GIVEN REQUEST | Reproduce all entries precisely as they are written.

DATA FOR THIS EXERCISE |

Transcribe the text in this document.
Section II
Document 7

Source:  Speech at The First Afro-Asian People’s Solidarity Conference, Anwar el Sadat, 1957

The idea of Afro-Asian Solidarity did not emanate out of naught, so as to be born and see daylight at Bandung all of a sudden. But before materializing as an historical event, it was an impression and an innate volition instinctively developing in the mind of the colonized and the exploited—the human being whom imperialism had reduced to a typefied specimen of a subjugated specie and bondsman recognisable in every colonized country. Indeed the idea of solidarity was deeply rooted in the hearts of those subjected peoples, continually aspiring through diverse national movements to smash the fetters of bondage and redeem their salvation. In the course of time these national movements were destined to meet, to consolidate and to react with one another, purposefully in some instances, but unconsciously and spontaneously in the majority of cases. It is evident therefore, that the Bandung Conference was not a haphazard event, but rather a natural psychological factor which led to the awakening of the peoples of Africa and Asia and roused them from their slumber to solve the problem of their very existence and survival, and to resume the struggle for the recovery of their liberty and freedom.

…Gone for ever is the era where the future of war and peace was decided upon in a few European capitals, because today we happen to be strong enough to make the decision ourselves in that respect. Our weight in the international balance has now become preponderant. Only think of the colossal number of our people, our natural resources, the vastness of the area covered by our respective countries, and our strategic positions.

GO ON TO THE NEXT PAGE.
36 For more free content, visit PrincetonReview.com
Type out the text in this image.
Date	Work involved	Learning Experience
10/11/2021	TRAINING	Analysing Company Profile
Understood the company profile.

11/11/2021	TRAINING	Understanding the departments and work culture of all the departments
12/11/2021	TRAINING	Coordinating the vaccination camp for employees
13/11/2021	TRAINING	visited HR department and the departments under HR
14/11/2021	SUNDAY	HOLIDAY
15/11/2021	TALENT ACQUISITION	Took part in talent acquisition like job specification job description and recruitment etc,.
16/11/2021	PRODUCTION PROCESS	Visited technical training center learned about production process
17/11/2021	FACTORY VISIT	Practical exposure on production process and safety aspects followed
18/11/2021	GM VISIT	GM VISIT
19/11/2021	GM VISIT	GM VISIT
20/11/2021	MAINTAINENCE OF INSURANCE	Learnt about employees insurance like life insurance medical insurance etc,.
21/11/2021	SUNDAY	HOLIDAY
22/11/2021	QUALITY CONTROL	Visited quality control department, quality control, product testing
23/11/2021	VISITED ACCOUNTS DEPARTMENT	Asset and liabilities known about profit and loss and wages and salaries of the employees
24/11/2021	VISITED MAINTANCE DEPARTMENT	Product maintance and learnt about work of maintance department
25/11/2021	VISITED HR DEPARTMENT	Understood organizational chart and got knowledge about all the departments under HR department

TASK RESPONSE |
Transcribe the text in this document.
Section II
Document 7

Source:  Speech at The First Afro-Asian People’s Solidarity Conference, Anwar el Sadat, 1957

The idea of Afro-Asian Solidarity did not emanate out of naught, so as to be born and see daylight at Bandung all of a sudden. But before materializing as an historical event, it was an impression and an innate volition instinctively developing in the mind of the colonized and the exploited—the human being whom imperialism had reduced to a typefied specimen of a subjugated specie and bondsman recognisable in every colonized country. Indeed the idea of solidarity was deeply rooted in the hearts of those subjected peoples, continually aspiring through diverse national movements to smash the fetters of bondage and redeem their salvation. In the course of time these national movements were destined to meet, to consolidate and to react with one another, purposefully in some instances, but unconsciously and spontaneously in the majority of cases. It is evident therefore, that the Bandung Conference was not a haphazard event, but rather a natural psychological factor which led to the awakening of the peoples of Africa and Asia and roused them from their slumber to solve the problem of their very existence and survival, and to resume the struggle for the recovery of their liberty and freedom.

…Gone for ever is the era where the future of war and peace was decided upon in a few European capitals, because today we happen to be strong enough to make the decision ourselves in that respect. Our weight in the international balance has now become preponderant. Only think of the colossal number of our people, our natural resources, the vastness of the area covered by our respective countries, and our strategic positions.

GO ON TO THE NEXT PAGE.
36 For more free content, visit PrincetonReview.com
Type out the text in this image.
Date	Work involved	Learning Experience
10/11/2021	TRAINING	Analysing Company Profile
Understood the company profile.

11/11/2021	TRAINING	Understanding the departments and work culture of all the departments
12/11/2021	TRAINING	Coordinating the vaccination camp for employees
13/11/2021	TRAINING	visited HR department and the departments under HR
14/11/2021	SUNDAY	HOLIDAY
15/11/2021	TALENT ACQUISITION	Took part in talent acquisition like job specification job description and recruitment etc,.
16/11/2021	PRODUCTION PROCESS	Visited technical training center learned about production process
17/11/2021	FACTORY VISIT	Practical exposure on production process and safety aspects followed
18/11/2021	GM VISIT	GM VISIT
19/11/2021	GM VISIT	GM VISIT
20/11/2021	MAINTAINENCE OF INSURANCE	Learnt about employees insurance like life insurance medical insurance etc,.
21/11/2021	SUNDAY	HOLIDAY
22/11/2021	QUALITY CONTROL	Visited quality control department, quality control, product testing
23/11/2021	VISITED ACCOUNTS DEPARTMENT	Asset and liabilities known about profit and loss and wages and salaries of the employees
24/11/2021	VISITED MAINTANCE DEPARTMENT	Product maintance and learnt about work of maintance department
25/11/2021	VISITED HR DEPARTMENT	Understood organizational chart and got knowledge about all the departments under HR department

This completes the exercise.